■ THE PROBLEM: Pull every line holding the string "chevron" from the records below.

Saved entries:
--*--

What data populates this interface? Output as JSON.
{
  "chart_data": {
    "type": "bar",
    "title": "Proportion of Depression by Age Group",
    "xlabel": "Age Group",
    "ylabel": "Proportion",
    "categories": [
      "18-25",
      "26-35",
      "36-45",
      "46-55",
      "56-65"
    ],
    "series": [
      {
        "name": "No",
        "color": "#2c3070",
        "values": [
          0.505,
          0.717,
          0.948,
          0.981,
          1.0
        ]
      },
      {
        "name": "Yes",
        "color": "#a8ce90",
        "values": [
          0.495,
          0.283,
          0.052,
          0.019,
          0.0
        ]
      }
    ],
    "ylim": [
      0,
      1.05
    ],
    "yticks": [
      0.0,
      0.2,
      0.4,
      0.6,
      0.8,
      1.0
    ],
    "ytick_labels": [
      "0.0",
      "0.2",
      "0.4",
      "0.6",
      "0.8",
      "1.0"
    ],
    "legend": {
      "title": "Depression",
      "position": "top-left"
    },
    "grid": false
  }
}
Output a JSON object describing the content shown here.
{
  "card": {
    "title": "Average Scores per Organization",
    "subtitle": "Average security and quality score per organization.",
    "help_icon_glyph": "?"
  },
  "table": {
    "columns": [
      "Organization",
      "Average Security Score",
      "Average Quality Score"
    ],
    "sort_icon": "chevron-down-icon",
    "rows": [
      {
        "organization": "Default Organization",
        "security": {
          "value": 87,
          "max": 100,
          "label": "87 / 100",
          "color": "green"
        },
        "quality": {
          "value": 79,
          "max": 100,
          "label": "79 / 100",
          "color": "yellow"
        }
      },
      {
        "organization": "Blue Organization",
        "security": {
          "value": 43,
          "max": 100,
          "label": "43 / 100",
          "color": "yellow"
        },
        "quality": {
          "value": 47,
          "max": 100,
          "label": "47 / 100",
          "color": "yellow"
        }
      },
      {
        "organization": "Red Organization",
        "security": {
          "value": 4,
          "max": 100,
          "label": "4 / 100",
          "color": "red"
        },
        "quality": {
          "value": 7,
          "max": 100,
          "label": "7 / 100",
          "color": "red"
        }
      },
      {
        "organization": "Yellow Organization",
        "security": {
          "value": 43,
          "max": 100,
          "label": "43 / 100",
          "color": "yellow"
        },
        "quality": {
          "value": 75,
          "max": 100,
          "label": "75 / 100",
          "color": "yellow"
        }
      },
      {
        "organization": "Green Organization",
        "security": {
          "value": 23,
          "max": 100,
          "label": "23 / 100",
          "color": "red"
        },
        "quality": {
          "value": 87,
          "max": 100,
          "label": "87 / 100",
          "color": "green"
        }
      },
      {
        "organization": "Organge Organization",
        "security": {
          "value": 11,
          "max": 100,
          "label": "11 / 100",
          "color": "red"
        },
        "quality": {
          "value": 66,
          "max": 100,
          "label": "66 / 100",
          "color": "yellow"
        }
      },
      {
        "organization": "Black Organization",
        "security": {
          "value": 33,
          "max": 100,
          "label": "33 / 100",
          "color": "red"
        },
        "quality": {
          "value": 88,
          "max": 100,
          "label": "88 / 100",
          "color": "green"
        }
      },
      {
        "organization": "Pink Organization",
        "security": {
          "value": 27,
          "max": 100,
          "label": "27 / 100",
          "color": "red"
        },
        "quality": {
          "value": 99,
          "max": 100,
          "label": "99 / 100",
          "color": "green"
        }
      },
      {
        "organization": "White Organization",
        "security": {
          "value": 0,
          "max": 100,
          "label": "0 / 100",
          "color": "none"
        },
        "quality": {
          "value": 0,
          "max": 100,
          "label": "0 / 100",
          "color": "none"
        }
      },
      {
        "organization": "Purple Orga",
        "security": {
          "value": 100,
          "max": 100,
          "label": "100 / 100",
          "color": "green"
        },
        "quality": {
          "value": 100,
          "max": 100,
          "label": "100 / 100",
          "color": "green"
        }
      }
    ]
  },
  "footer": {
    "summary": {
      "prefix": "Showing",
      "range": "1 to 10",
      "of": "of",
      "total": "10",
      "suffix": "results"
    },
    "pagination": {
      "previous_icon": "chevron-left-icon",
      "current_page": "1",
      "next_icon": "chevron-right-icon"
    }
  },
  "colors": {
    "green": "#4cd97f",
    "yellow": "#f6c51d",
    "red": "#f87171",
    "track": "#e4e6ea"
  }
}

--*--

■ EXERCISE OUTPUT:
    "sort_icon": "chevron-down-icon",
      "previous_icon": "chevron-left-icon",
      "next_icon": "chevron-right-icon"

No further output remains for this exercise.